#### [GIVEN EXERCISE]
Take the data below and repeat it exactly.

## begin ENTRIES

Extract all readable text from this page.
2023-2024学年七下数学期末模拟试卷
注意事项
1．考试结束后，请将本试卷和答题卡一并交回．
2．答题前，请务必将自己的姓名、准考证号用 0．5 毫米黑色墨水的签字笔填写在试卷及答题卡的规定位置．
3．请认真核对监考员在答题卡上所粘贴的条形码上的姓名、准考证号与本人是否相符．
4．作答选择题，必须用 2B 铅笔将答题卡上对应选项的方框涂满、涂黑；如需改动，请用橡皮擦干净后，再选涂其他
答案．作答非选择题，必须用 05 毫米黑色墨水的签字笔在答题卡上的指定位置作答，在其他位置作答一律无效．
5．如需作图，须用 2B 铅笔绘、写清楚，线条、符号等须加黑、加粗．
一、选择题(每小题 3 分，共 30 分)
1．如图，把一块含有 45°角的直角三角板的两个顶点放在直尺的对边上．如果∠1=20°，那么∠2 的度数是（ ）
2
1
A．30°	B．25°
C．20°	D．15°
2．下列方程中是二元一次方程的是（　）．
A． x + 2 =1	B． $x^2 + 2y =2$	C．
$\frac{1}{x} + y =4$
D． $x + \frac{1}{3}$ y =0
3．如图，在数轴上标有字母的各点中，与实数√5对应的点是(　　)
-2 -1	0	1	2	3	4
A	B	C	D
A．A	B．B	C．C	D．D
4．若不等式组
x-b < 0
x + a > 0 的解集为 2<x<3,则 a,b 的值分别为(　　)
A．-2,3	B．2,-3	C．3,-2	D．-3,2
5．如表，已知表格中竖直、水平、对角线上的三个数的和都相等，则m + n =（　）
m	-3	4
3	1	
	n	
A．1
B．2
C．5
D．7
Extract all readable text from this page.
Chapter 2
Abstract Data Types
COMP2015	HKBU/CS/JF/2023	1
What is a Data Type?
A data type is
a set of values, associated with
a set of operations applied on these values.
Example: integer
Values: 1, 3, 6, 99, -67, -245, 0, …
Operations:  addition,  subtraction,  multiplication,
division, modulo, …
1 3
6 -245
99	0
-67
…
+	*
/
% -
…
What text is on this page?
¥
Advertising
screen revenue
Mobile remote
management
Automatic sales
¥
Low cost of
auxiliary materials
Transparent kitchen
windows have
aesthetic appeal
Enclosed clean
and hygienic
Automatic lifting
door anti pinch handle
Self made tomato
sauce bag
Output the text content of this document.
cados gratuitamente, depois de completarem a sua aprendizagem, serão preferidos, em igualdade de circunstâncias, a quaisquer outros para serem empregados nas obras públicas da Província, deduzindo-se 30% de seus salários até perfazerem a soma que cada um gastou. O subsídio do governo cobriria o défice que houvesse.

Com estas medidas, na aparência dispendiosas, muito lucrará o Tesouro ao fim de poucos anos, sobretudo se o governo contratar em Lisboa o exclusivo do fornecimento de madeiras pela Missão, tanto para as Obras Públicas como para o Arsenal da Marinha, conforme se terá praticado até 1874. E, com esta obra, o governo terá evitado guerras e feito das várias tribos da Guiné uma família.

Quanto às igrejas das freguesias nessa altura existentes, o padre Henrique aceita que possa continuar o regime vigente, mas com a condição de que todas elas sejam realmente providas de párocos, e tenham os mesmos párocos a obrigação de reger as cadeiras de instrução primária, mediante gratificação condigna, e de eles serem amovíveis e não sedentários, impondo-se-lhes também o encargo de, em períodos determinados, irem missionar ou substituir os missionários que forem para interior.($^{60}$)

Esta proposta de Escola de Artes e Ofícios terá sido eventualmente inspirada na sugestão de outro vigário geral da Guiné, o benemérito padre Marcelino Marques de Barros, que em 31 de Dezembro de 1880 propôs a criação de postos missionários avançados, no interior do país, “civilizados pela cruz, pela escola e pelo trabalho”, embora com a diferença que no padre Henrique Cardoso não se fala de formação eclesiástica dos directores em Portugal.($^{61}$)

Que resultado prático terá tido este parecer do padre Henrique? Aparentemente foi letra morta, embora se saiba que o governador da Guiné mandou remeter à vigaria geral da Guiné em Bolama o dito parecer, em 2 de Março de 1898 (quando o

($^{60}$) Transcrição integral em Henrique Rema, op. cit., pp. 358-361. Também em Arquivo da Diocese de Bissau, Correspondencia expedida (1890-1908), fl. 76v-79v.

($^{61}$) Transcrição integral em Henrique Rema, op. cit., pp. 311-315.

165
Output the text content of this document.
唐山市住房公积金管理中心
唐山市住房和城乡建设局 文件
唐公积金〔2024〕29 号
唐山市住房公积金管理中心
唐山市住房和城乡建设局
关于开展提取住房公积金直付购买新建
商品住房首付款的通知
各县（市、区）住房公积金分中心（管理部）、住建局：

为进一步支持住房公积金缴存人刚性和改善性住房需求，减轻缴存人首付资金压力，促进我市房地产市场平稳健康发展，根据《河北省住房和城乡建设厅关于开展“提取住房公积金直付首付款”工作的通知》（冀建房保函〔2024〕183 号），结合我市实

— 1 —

## end ENTRIES

#### [RESPONSE FOR THIS EXERCISE]
Extract all readable text from this page.
2023-2024学年七下数学期末模拟试卷
注意事项
1．考试结束后，请将本试卷和答题卡一并交回．
2．答题前，请务必将自己的姓名、准考证号用 0．5 毫米黑色墨水的签字笔填写在试卷及答题卡的规定位置．
3．请认真核对监考员在答题卡上所粘贴的条形码上的姓名、准考证号与本人是否相符．
4．作答选择题，必须用 2B 铅笔将答题卡上对应选项的方框涂满、涂黑；如需改动，请用橡皮擦干净后，再选涂其他
答案．作答非选择题，必须用 05 毫米黑色墨水的签字笔在答题卡上的指定位置作答，在其他位置作答一律无效．
5．如需作图，须用 2B 铅笔绘、写清楚，线条、符号等须加黑、加粗．
一、选择题(每小题 3 分，共 30 分)
1．如图，把一块含有 45°角的直角三角板的两个顶点放在直尺的对边上．如果∠1=20°，那么∠2 的度数是（ ）
2
1
A．30°	B．25°
C．20°	D．15°
2．下列方程中是二元一次方程的是（　）．
A． x + 2 =1	B． $x^2 + 2y =2$	C．
$\frac{1}{x} + y =4$
D． $x + \frac{1}{3}$ y =0
3．如图，在数轴上标有字母的各点中，与实数√5对应的点是(　　)
-2 -1	0	1	2	3	4
A	B	C	D
A．A	B．B	C．C	D．D
4．若不等式组
x-b < 0
x + a > 0 的解集为 2<x<3,则 a,b 的值分别为(　　)
A．-2,3	B．2,-3	C．3,-2	D．-3,2
5．如表，已知表格中竖直、水平、对角线上的三个数的和都相等，则m + n =（　）
m	-3	4
3	1	
	n	
A．1
B．2
C．5
D．7
Extract all readable text from this page.
Chapter 2
Abstract Data Types
COMP2015	HKBU/CS/JF/2023	1
What is a Data Type?
A data type is
a set of values, associated with
a set of operations applied on these values.
Example: integer
Values: 1, 3, 6, 99, -67, -245, 0, …
Operations:  addition,  subtraction,  multiplication,
division, modulo, …
1 3
6 -245
99	0
-67
…
+	*
/
% -
…
What text is on this page?
¥
Advertising
screen revenue
Mobile remote
management
Automatic sales
¥
Low cost of
auxiliary materials
Transparent kitchen
windows have
aesthetic appeal
Enclosed clean
and hygienic
Automatic lifting
door anti pinch handle
Self made tomato
sauce bag
Output the text content of this document.
cados gratuitamente, depois de completarem a sua aprendizagem, serão preferidos, em igualdade de circunstâncias, a quaisquer outros para serem empregados nas obras públicas da Província, deduzindo-se 30% de seus salários até perfazerem a soma que cada um gastou. O subsídio do governo cobriria o défice que houvesse.

Com estas medidas, na aparência dispendiosas, muito lucrará o Tesouro ao fim de poucos anos, sobretudo se o governo contratar em Lisboa o exclusivo do fornecimento de madeiras pela Missão, tanto para as Obras Públicas como para o Arsenal da Marinha, conforme se terá praticado até 1874. E, com esta obra, o governo terá evitado guerras e feito das várias tribos da Guiné uma família.

Quanto às igrejas das freguesias nessa altura existentes, o padre Henrique aceita que possa continuar o regime vigente, mas com a condição de que todas elas sejam realmente providas de párocos, e tenham os mesmos párocos a obrigação de reger as cadeiras de instrução primária, mediante gratificação condigna, e de eles serem amovíveis e não sedentários, impondo-se-lhes também o encargo de, em períodos determinados, irem missionar ou substituir os missionários que forem para interior.($^{60}$)

Esta proposta de Escola de Artes e Ofícios terá sido eventualmente inspirada na sugestão de outro vigário geral da Guiné, o benemérito padre Marcelino Marques de Barros, que em 31 de Dezembro de 1880 propôs a criação de postos missionários avançados, no interior do país, “civilizados pela cruz, pela escola e pelo trabalho”, embora com a diferença que no padre Henrique Cardoso não se fala de formação eclesiástica dos directores em Portugal.($^{61}$)

Que resultado prático terá tido este parecer do padre Henrique? Aparentemente foi letra morta, embora se saiba que o governador da Guiné mandou remeter à vigaria geral da Guiné em Bolama o dito parecer, em 2 de Março de 1898 (quando o

($^{60}$) Transcrição integral em Henrique Rema, op. cit., pp. 358-361. Também em Arquivo da Diocese de Bissau, Correspondencia expedida (1890-1908), fl. 76v-79v.

($^{61}$) Transcrição integral em Henrique Rema, op. cit., pp. 311-315.

165
Output the text content of this document.
唐山市住房公积金管理中心
唐山市住房和城乡建设局 文件
唐公积金〔2024〕29 号
唐山市住房公积金管理中心
唐山市住房和城乡建设局
关于开展提取住房公积金直付购买新建
商品住房首付款的通知
各县（市、区）住房公积金分中心（管理部）、住建局：

为进一步支持住房公积金缴存人刚性和改善性住房需求，减轻缴存人首付资金压力，促进我市房地产市场平稳健康发展，根据《河北省住房和城乡建设厅关于开展“提取住房公积金直付首付款”工作的通知》（冀建房保函〔2024〕183 号），结合我市实

— 1 —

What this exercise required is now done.